* _AIM OF THE EXERCISE_
Give back the full material, exactly as it reads.

* _EXERCISE MATERIALS_
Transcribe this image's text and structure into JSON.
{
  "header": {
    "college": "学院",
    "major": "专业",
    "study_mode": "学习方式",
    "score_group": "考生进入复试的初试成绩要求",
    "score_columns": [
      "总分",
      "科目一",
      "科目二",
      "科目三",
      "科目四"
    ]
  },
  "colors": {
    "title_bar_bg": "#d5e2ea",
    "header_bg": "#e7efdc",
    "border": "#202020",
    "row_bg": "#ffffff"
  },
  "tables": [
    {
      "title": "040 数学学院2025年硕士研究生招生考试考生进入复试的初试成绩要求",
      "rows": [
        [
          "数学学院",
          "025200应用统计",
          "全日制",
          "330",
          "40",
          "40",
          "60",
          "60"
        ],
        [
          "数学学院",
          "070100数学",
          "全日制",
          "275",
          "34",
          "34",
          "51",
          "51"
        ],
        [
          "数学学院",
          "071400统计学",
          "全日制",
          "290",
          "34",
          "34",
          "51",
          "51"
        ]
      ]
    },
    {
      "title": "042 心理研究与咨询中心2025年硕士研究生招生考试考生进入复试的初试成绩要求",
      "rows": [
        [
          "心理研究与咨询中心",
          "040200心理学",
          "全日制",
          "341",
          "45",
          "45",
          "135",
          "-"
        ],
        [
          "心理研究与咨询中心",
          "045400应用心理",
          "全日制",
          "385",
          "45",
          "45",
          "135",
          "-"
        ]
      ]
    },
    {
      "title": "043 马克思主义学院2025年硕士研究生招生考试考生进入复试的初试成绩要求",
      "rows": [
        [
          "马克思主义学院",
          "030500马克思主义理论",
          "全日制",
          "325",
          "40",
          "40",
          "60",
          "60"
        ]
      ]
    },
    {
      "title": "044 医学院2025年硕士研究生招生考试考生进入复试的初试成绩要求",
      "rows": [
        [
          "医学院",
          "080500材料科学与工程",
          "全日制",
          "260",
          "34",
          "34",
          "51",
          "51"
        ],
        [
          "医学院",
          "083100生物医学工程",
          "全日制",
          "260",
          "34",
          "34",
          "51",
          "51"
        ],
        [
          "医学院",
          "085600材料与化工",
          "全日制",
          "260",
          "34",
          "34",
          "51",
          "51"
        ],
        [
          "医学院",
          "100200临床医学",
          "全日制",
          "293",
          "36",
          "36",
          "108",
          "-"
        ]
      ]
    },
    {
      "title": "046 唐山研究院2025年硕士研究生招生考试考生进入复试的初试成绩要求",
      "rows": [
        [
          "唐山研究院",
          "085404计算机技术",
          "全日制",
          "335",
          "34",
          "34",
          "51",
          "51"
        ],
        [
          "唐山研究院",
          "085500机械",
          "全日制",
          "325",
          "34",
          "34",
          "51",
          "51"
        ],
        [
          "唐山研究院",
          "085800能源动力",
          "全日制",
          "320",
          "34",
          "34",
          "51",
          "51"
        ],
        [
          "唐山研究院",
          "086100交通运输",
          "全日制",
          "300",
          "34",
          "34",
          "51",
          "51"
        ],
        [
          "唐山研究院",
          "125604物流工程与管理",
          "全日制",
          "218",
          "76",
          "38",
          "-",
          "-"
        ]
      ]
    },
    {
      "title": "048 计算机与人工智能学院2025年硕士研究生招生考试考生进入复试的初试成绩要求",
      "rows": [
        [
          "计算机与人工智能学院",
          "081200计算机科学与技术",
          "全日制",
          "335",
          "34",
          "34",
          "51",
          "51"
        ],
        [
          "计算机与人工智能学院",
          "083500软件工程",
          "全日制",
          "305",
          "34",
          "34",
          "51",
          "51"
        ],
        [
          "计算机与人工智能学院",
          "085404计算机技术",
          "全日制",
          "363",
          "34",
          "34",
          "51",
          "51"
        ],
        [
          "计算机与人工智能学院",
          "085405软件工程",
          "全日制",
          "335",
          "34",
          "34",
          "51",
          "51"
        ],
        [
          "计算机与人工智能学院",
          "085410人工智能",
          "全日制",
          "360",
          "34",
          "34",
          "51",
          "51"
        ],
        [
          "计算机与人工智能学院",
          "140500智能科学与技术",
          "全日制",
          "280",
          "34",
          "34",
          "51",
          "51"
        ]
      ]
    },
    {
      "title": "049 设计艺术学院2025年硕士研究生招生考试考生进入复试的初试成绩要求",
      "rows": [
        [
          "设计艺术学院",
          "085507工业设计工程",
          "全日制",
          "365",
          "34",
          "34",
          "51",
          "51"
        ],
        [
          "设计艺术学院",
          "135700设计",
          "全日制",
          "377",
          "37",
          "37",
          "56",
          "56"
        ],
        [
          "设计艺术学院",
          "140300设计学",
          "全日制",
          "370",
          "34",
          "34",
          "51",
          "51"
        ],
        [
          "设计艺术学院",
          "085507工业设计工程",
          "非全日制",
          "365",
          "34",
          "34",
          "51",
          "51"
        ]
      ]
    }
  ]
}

* _EXERCISE SOLUTION_
Transcribe this image's text and structure into JSON.
{
  "header": {
    "college": "学院",
    "major": "专业",
    "study_mode": "学习方式",
    "score_group": "考生进入复试的初试成绩要求",
    "score_columns": [
      "总分",
      "科目一",
      "科目二",
      "科目三",
      "科目四"
    ]
  },
  "colors": {
    "title_bar_bg": "#d5e2ea",
    "header_bg": "#e7efdc",
    "border": "#202020",
    "row_bg": "#ffffff"
  },
  "tables": [
    {
      "title": "040 数学学院2025年硕士研究生招生考试考生进入复试的初试成绩要求",
      "rows": [
        [
          "数学学院",
          "025200应用统计",
          "全日制",
          "330",
          "40",
          "40",
          "60",
          "60"
        ],
        [
          "数学学院",
          "070100数学",
          "全日制",
          "275",
          "34",
          "34",
          "51",
          "51"
        ],
        [
          "数学学院",
          "071400统计学",
          "全日制",
          "290",
          "34",
          "34",
          "51",
          "51"
        ]
      ]
    },
    {
      "title": "042 心理研究与咨询中心2025年硕士研究生招生考试考生进入复试的初试成绩要求",
      "rows": [
        [
          "心理研究与咨询中心",
          "040200心理学",
          "全日制",
          "341",
          "45",
          "45",
          "135",
          "-"
        ],
        [
          "心理研究与咨询中心",
          "045400应用心理",
          "全日制",
          "385",
          "45",
          "45",
          "135",
          "-"
        ]
      ]
    },
    {
      "title": "043 马克思主义学院2025年硕士研究生招生考试考生进入复试的初试成绩要求",
      "rows": [
        [
          "马克思主义学院",
          "030500马克思主义理论",
          "全日制",
          "325",
          "40",
          "40",
          "60",
          "60"
        ]
      ]
    },
    {
      "title": "044 医学院2025年硕士研究生招生考试考生进入复试的初试成绩要求",
      "rows": [
        [
          "医学院",
          "080500材料科学与工程",
          "全日制",
          "260",
          "34",
          "34",
          "51",
          "51"
        ],
        [
          "医学院",
          "083100生物医学工程",
          "全日制",
          "260",
          "34",
          "34",
          "51",
          "51"
        ],
        [
          "医学院",
          "085600材料与化工",
          "全日制",
          "260",
          "34",
          "34",
          "51",
          "51"
        ],
        [
          "医学院",
          "100200临床医学",
          "全日制",
          "293",
          "36",
          "36",
          "108",
          "-"
        ]
      ]
    },
    {
      "title": "046 唐山研究院2025年硕士研究生招生考试考生进入复试的初试成绩要求",
      "rows": [
        [
          "唐山研究院",
          "085404计算机技术",
          "全日制",
          "335",
          "34",
          "34",
          "51",
          "51"
        ],
        [
          "唐山研究院",
          "085500机械",
          "全日制",
          "325",
          "34",
          "34",
          "51",
          "51"
        ],
        [
          "唐山研究院",
          "085800能源动力",
          "全日制",
          "320",
          "34",
          "34",
          "51",
          "51"
        ],
        [
          "唐山研究院",
          "086100交通运输",
          "全日制",
          "300",
          "34",
          "34",
          "51",
          "51"
        ],
        [
          "唐山研究院",
          "125604物流工程与管理",
          "全日制",
          "218",
          "76",
          "38",
          "-",
          "-"
        ]
      ]
    },
    {
      "title": "048 计算机与人工智能学院2025年硕士研究生招生考试考生进入复试的初试成绩要求",
      "rows": [
        [
          "计算机与人工智能学院",
          "081200计算机科学与技术",
          "全日制",
          "335",
          "34",
          "34",
          "51",
          "51"
        ],
        [
          "计算机与人工智能学院",
          "083500软件工程",
          "全日制",
          "305",
          "34",
          "34",
          "51",
          "51"
        ],
        [
          "计算机与人工智能学院",
          "085404计算机技术",
          "全日制",
          "363",
          "34",
          "34",
          "51",
          "51"
        ],
        [
          "计算机与人工智能学院",
          "085405软件工程",
          "全日制",
          "335",
          "34",
          "34",
          "51",
          "51"
        ],
        [
          "计算机与人工智能学院",
          "085410人工智能",
          "全日制",
          "360",
          "34",
          "34",
          "51",
          "51"
        ],
        [
          "计算机与人工智能学院",
          "140500智能科学与技术",
          "全日制",
          "280",
          "34",
          "34",
          "51",
          "51"
        ]
      ]
    },
    {
      "title": "049 设计艺术学院2025年硕士研究生招生考试考生进入复试的初试成绩要求",
      "rows": [
        [
          "设计艺术学院",
          "085507工业设计工程",
          "全日制",
          "365",
          "34",
          "34",
          "51",
          "51"
        ],
        [
          "设计艺术学院",
          "135700设计",
          "全日制",
          "377",
          "37",
          "37",
          "56",
          "56"
        ],
        [
          "设计艺术学院",
          "140300设计学",
          "全日制",
          "370",
          "34",
          "34",
          "51",
          "51"
        ],
        [
          "设计艺术学院",
          "085507工业设计工程",
          "非全日制",
          "365",
          "34",
          "34",
          "51",
          "51"
        ]
      ]
    }
  ]
}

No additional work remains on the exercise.